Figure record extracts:

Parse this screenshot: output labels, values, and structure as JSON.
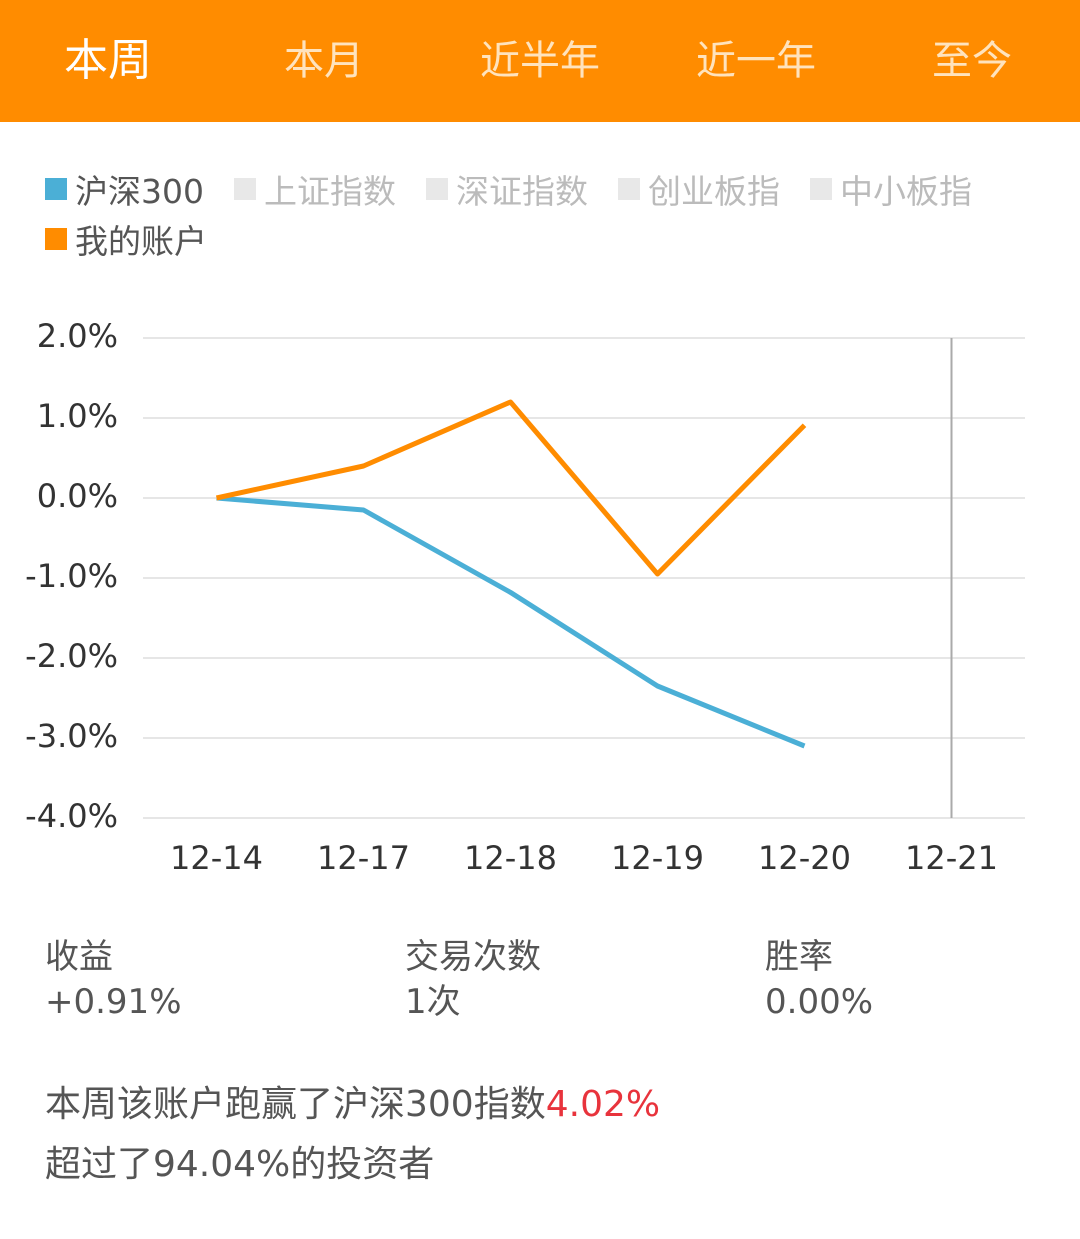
{
  "tabs": [
    "本周",
    "本月",
    "近半年",
    "近一年",
    "至今"
  ],
  "active_tab": 0,
  "chart_data": {
    "type": "line",
    "categories": [
      "12-14",
      "12-17",
      "12-18",
      "12-19",
      "12-20",
      "12-21"
    ],
    "series": [
      {
        "name": "沪深300",
        "color": "#4bafd6",
        "values": [
          0,
          -0.15,
          -1.18,
          -2.35,
          -3.1,
          null
        ]
      },
      {
        "name": "上证指数",
        "color": "#e8e8e8",
        "hidden": true,
        "values": [
          null,
          null,
          null,
          null,
          null,
          null
        ]
      },
      {
        "name": "深证指数",
        "color": "#e8e8e8",
        "hidden": true,
        "values": [
          null,
          null,
          null,
          null,
          null,
          null
        ]
      },
      {
        "name": "创业板指",
        "color": "#e8e8e8",
        "hidden": true,
        "values": [
          null,
          null,
          null,
          null,
          null,
          null
        ]
      },
      {
        "name": "中小板指",
        "color": "#e8e8e8",
        "hidden": true,
        "values": [
          null,
          null,
          null,
          null,
          null,
          null
        ]
      },
      {
        "name": "我的账户",
        "color": "#ff8c00",
        "values": [
          0,
          0.4,
          1.2,
          -0.95,
          0.91,
          null
        ]
      }
    ],
    "ylim": [
      -4,
      2
    ],
    "yticks": [
      {
        "value": 2,
        "label": "2.0%"
      },
      {
        "value": 1,
        "label": "1.0%"
      },
      {
        "value": 0,
        "label": "0.0%"
      },
      {
        "value": -1,
        "label": "-1.0%"
      },
      {
        "value": -2,
        "label": "-2.0%"
      },
      {
        "value": -3,
        "label": "-3.0%"
      },
      {
        "value": -4,
        "label": "-4.0%"
      }
    ],
    "grid": true
  },
  "stats": [
    {
      "label": "收益",
      "value": "+0.91%"
    },
    {
      "label": "交易次数",
      "value": "1次"
    },
    {
      "label": "胜率",
      "value": "0.00%"
    }
  ],
  "summary": {
    "line1": "本周该账户跑赢了沪深300指数",
    "highlight": "4.02%",
    "line2": "超过了94.04%的投资者"
  }
}
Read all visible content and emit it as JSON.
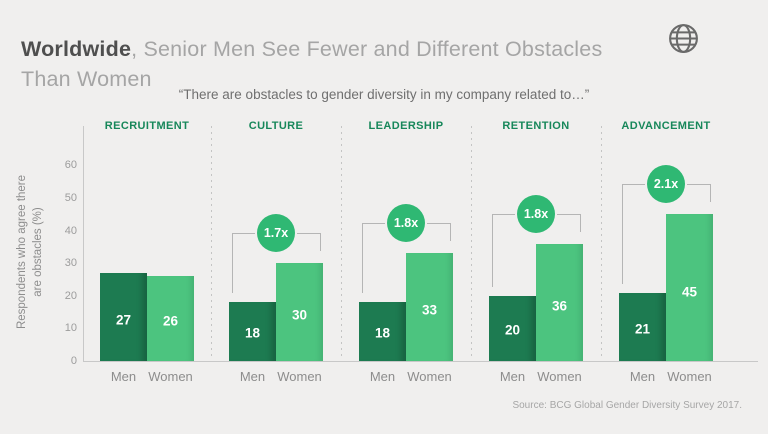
{
  "header": {
    "title_bold": "Worldwide",
    "title_rest": ", Senior Men See Fewer and Different Obstacles",
    "title_line2": "Than Women"
  },
  "quote": "“There are obstacles to gender diversity in my company related to…”",
  "y_axis": {
    "label_lines": [
      "Respondents who agree there",
      "are obstacles (%)"
    ]
  },
  "source": "Source: BCG Global Gender Diversity Survey 2017.",
  "chart_data": {
    "type": "bar",
    "categories": [
      "RECRUITMENT",
      "CULTURE",
      "LEADERSHIP",
      "RETENTION",
      "ADVANCEMENT"
    ],
    "series": [
      {
        "name": "Men",
        "values": [
          27,
          18,
          18,
          20,
          21
        ]
      },
      {
        "name": "Women",
        "values": [
          26,
          30,
          33,
          36,
          45
        ]
      }
    ],
    "multipliers": [
      null,
      "1.7x",
      "1.8x",
      "1.8x",
      "2.1x"
    ],
    "title": "There are obstacles to gender diversity in my company related to…",
    "xlabel": "",
    "ylabel": "Respondents who agree there are obstacles (%)",
    "ylim": [
      0,
      60
    ],
    "yticks": [
      0,
      10,
      20,
      30,
      40,
      50,
      60
    ],
    "grid": false,
    "bar_value_labels": true,
    "legend_position": "below-each-bar"
  },
  "colors": {
    "background": "#f0efee",
    "men_bar": "#1d7b51",
    "women_bar": "#4cc47f",
    "badge": "#2fb873",
    "category_label": "#17875a",
    "title_bold": "#4f4f4f",
    "title_light": "#a5a5a5",
    "quote_text": "#6f6f6f",
    "axis_line": "#c8c8c8",
    "bracket_line": "#b5b5b5",
    "gray_text": "#8d8d8d",
    "globe_icon": "#6a6a6a"
  }
}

▶ Do this
Your copy should repeat each entry above exactly but contain no pictures.

▶ Reply to the exercise
Parse this screenshot: output labels, values, and structure as JSON.
{
  "tabs": [
    "本周",
    "本月",
    "近半年",
    "近一年",
    "至今"
  ],
  "active_tab": 0,
  "chart_data": {
    "type": "line",
    "categories": [
      "12-14",
      "12-17",
      "12-18",
      "12-19",
      "12-20",
      "12-21"
    ],
    "series": [
      {
        "name": "沪深300",
        "color": "#4bafd6",
        "values": [
          0,
          -0.15,
          -1.18,
          -2.35,
          -3.1,
          null
        ]
      },
      {
        "name": "上证指数",
        "color": "#e8e8e8",
        "hidden": true,
        "values": [
          null,
          null,
          null,
          null,
          null,
          null
        ]
      },
      {
        "name": "深证指数",
        "color": "#e8e8e8",
        "hidden": true,
        "values": [
          null,
          null,
          null,
          null,
          null,
          null
        ]
      },
      {
        "name": "创业板指",
        "color": "#e8e8e8",
        "hidden": true,
        "values": [
          null,
          null,
          null,
          null,
          null,
          null
        ]
      },
      {
        "name": "中小板指",
        "color": "#e8e8e8",
        "hidden": true,
        "values": [
          null,
          null,
          null,
          null,
          null,
          null
        ]
      },
      {
        "name": "我的账户",
        "color": "#ff8c00",
        "values": [
          0,
          0.4,
          1.2,
          -0.95,
          0.91,
          null
        ]
      }
    ],
    "ylim": [
      -4,
      2
    ],
    "yticks": [
      {
        "value": 2,
        "label": "2.0%"
      },
      {
        "value": 1,
        "label": "1.0%"
      },
      {
        "value": 0,
        "label": "0.0%"
      },
      {
        "value": -1,
        "label": "-1.0%"
      },
      {
        "value": -2,
        "label": "-2.0%"
      },
      {
        "value": -3,
        "label": "-3.0%"
      },
      {
        "value": -4,
        "label": "-4.0%"
      }
    ],
    "grid": true
  },
  "stats": [
    {
      "label": "收益",
      "value": "+0.91%"
    },
    {
      "label": "交易次数",
      "value": "1次"
    },
    {
      "label": "胜率",
      "value": "0.00%"
    }
  ],
  "summary": {
    "line1": "本周该账户跑赢了沪深300指数",
    "highlight": "4.02%",
    "line2": "超过了94.04%的投资者"
  }
}
Read all visible content and emit it as JSON.
{
  "header": {
    "title_bold": "Worldwide",
    "title_rest": ", Senior Men See Fewer and Different Obstacles",
    "title_line2": "Than Women"
  },
  "quote": "“There are obstacles to gender diversity in my company related to…”",
  "y_axis": {
    "label_lines": [
      "Respondents who agree there",
      "are obstacles (%)"
    ]
  },
  "source": "Source: BCG Global Gender Diversity Survey 2017.",
  "chart_data": {
    "type": "bar",
    "categories": [
      "RECRUITMENT",
      "CULTURE",
      "LEADERSHIP",
      "RETENTION",
      "ADVANCEMENT"
    ],
    "series": [
      {
        "name": "Men",
        "values": [
          27,
          18,
          18,
          20,
          21
        ]
      },
      {
        "name": "Women",
        "values": [
          26,
          30,
          33,
          36,
          45
        ]
      }
    ],
    "multipliers": [
      null,
      "1.7x",
      "1.8x",
      "1.8x",
      "2.1x"
    ],
    "title": "There are obstacles to gender diversity in my company related to…",
    "xlabel": "",
    "ylabel": "Respondents who agree there are obstacles (%)",
    "ylim": [
      0,
      60
    ],
    "yticks": [
      0,
      10,
      20,
      30,
      40,
      50,
      60
    ],
    "grid": false,
    "bar_value_labels": true,
    "legend_position": "below-each-bar"
  },
  "colors": {
    "background": "#f0efee",
    "men_bar": "#1d7b51",
    "women_bar": "#4cc47f",
    "badge": "#2fb873",
    "category_label": "#17875a",
    "title_bold": "#4f4f4f",
    "title_light": "#a5a5a5",
    "quote_text": "#6f6f6f",
    "axis_line": "#c8c8c8",
    "bracket_line": "#b5b5b5",
    "gray_text": "#8d8d8d",
    "globe_icon": "#6a6a6a"
  }
}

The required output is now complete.